[Start of DATA SHOWN]

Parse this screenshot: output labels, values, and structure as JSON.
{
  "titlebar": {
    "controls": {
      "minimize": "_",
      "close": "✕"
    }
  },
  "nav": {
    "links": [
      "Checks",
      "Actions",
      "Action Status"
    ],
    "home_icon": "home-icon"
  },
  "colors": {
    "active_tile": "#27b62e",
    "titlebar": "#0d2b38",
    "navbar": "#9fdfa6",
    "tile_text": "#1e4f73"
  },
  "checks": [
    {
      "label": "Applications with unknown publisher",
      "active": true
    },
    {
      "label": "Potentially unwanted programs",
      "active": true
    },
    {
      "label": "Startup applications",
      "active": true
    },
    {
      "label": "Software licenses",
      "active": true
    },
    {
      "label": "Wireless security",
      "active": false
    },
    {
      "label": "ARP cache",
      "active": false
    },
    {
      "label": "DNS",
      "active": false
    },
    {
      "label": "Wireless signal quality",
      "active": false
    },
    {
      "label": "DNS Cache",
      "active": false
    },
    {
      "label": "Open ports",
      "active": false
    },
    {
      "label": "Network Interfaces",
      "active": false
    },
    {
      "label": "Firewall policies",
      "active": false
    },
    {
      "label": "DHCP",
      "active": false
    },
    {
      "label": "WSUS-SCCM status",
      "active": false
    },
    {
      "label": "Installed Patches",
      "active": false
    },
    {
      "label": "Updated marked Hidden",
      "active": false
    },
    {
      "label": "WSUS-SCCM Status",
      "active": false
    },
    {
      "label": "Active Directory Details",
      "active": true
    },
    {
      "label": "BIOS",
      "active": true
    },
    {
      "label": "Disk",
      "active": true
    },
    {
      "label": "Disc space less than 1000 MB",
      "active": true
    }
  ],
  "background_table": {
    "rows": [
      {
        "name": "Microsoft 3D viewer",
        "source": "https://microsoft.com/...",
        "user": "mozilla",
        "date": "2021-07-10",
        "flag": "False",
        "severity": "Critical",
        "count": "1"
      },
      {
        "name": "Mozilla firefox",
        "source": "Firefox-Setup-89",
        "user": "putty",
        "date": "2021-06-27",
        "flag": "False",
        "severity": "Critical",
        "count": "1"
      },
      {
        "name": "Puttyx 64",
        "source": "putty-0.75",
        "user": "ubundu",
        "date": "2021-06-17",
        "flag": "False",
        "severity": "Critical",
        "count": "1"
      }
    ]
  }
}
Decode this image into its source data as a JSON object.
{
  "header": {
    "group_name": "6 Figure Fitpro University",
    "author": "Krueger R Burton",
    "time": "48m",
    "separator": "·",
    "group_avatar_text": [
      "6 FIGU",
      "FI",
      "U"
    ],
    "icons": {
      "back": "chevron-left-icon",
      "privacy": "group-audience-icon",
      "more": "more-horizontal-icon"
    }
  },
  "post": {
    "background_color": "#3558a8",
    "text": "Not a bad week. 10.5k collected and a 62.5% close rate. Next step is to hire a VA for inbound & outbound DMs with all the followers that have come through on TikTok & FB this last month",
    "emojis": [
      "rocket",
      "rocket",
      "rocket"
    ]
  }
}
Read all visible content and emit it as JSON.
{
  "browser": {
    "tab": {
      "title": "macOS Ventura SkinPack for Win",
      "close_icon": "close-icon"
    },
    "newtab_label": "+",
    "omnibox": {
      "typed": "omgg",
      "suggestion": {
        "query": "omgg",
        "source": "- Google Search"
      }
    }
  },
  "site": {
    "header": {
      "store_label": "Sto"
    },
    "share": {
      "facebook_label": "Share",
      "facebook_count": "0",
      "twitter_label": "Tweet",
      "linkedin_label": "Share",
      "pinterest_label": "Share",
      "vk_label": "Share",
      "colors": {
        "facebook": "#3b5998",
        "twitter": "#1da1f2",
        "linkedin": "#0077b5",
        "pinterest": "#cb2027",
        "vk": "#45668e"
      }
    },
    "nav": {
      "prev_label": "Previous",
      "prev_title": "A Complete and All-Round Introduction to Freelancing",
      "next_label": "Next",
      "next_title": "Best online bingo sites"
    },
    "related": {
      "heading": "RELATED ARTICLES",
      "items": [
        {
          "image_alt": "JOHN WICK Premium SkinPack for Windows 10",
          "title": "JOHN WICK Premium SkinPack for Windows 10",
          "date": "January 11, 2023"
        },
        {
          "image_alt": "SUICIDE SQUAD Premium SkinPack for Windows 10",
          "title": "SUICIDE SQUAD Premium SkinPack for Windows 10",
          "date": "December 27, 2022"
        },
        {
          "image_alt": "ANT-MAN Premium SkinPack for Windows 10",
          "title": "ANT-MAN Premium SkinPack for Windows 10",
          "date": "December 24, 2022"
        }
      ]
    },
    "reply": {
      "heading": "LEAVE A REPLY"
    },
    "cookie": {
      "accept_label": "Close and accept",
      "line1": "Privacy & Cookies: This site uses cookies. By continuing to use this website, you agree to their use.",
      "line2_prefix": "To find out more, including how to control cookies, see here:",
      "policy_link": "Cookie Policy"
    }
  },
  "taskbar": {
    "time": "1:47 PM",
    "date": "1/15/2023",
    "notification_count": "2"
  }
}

[End of DATA SHOWN]

Retype all of the material, keeping each line exact.

Parse this screenshot: output labels, values, and structure as JSON.
{
  "titlebar": {
    "controls": {
      "minimize": "_",
      "close": "✕"
    }
  },
  "nav": {
    "links": [
      "Checks",
      "Actions",
      "Action Status"
    ],
    "home_icon": "home-icon"
  },
  "colors": {
    "active_tile": "#27b62e",
    "titlebar": "#0d2b38",
    "navbar": "#9fdfa6",
    "tile_text": "#1e4f73"
  },
  "checks": [
    {
      "label": "Applications with unknown publisher",
      "active": true
    },
    {
      "label": "Potentially unwanted programs",
      "active": true
    },
    {
      "label": "Startup applications",
      "active": true
    },
    {
      "label": "Software licenses",
      "active": true
    },
    {
      "label": "Wireless security",
      "active": false
    },
    {
      "label": "ARP cache",
      "active": false
    },
    {
      "label": "DNS",
      "active": false
    },
    {
      "label": "Wireless signal quality",
      "active": false
    },
    {
      "label": "DNS Cache",
      "active": false
    },
    {
      "label": "Open ports",
      "active": false
    },
    {
      "label": "Network Interfaces",
      "active": false
    },
    {
      "label": "Firewall policies",
      "active": false
    },
    {
      "label": "DHCP",
      "active": false
    },
    {
      "label": "WSUS-SCCM status",
      "active": false
    },
    {
      "label": "Installed Patches",
      "active": false
    },
    {
      "label": "Updated marked Hidden",
      "active": false
    },
    {
      "label": "WSUS-SCCM Status",
      "active": false
    },
    {
      "label": "Active Directory Details",
      "active": true
    },
    {
      "label": "BIOS",
      "active": true
    },
    {
      "label": "Disk",
      "active": true
    },
    {
      "label": "Disc space less than 1000 MB",
      "active": true
    }
  ],
  "background_table": {
    "rows": [
      {
        "name": "Microsoft 3D viewer",
        "source": "https://microsoft.com/...",
        "user": "mozilla",
        "date": "2021-07-10",
        "flag": "False",
        "severity": "Critical",
        "count": "1"
      },
      {
        "name": "Mozilla firefox",
        "source": "Firefox-Setup-89",
        "user": "putty",
        "date": "2021-06-27",
        "flag": "False",
        "severity": "Critical",
        "count": "1"
      },
      {
        "name": "Puttyx 64",
        "source": "putty-0.75",
        "user": "ubundu",
        "date": "2021-06-17",
        "flag": "False",
        "severity": "Critical",
        "count": "1"
      }
    ]
  }
}
Decode this image into its source data as a JSON object.
{
  "header": {
    "group_name": "6 Figure Fitpro University",
    "author": "Krueger R Burton",
    "time": "48m",
    "separator": "·",
    "group_avatar_text": [
      "6 FIGU",
      "FI",
      "U"
    ],
    "icons": {
      "back": "chevron-left-icon",
      "privacy": "group-audience-icon",
      "more": "more-horizontal-icon"
    }
  },
  "post": {
    "background_color": "#3558a8",
    "text": "Not a bad week. 10.5k collected and a 62.5% close rate. Next step is to hire a VA for inbound & outbound DMs with all the followers that have come through on TikTok & FB this last month",
    "emojis": [
      "rocket",
      "rocket",
      "rocket"
    ]
  }
}
Read all visible content and emit it as JSON.
{
  "browser": {
    "tab": {
      "title": "macOS Ventura SkinPack for Win",
      "close_icon": "close-icon"
    },
    "newtab_label": "+",
    "omnibox": {
      "typed": "omgg",
      "suggestion": {
        "query": "omgg",
        "source": "- Google Search"
      }
    }
  },
  "site": {
    "header": {
      "store_label": "Sto"
    },
    "share": {
      "facebook_label": "Share",
      "facebook_count": "0",
      "twitter_label": "Tweet",
      "linkedin_label": "Share",
      "pinterest_label": "Share",
      "vk_label": "Share",
      "colors": {
        "facebook": "#3b5998",
        "twitter": "#1da1f2",
        "linkedin": "#0077b5",
        "pinterest": "#cb2027",
        "vk": "#45668e"
      }
    },
    "nav": {
      "prev_label": "Previous",
      "prev_title": "A Complete and All-Round Introduction to Freelancing",
      "next_label": "Next",
      "next_title": "Best online bingo sites"
    },
    "related": {
      "heading": "RELATED ARTICLES",
      "items": [
        {
          "image_alt": "JOHN WICK Premium SkinPack for Windows 10",
          "title": "JOHN WICK Premium SkinPack for Windows 10",
          "date": "January 11, 2023"
        },
        {
          "image_alt": "SUICIDE SQUAD Premium SkinPack for Windows 10",
          "title": "SUICIDE SQUAD Premium SkinPack for Windows 10",
          "date": "December 27, 2022"
        },
        {
          "image_alt": "ANT-MAN Premium SkinPack for Windows 10",
          "title": "ANT-MAN Premium SkinPack for Windows 10",
          "date": "December 24, 2022"
        }
      ]
    },
    "reply": {
      "heading": "LEAVE A REPLY"
    },
    "cookie": {
      "accept_label": "Close and accept",
      "line1": "Privacy & Cookies: This site uses cookies. By continuing to use this website, you agree to their use.",
      "line2_prefix": "To find out more, including how to control cookies, see here:",
      "policy_link": "Cookie Policy"
    }
  },
  "taskbar": {
    "time": "1:47 PM",
    "date": "1/15/2023",
    "notification_count": "2"
  }
}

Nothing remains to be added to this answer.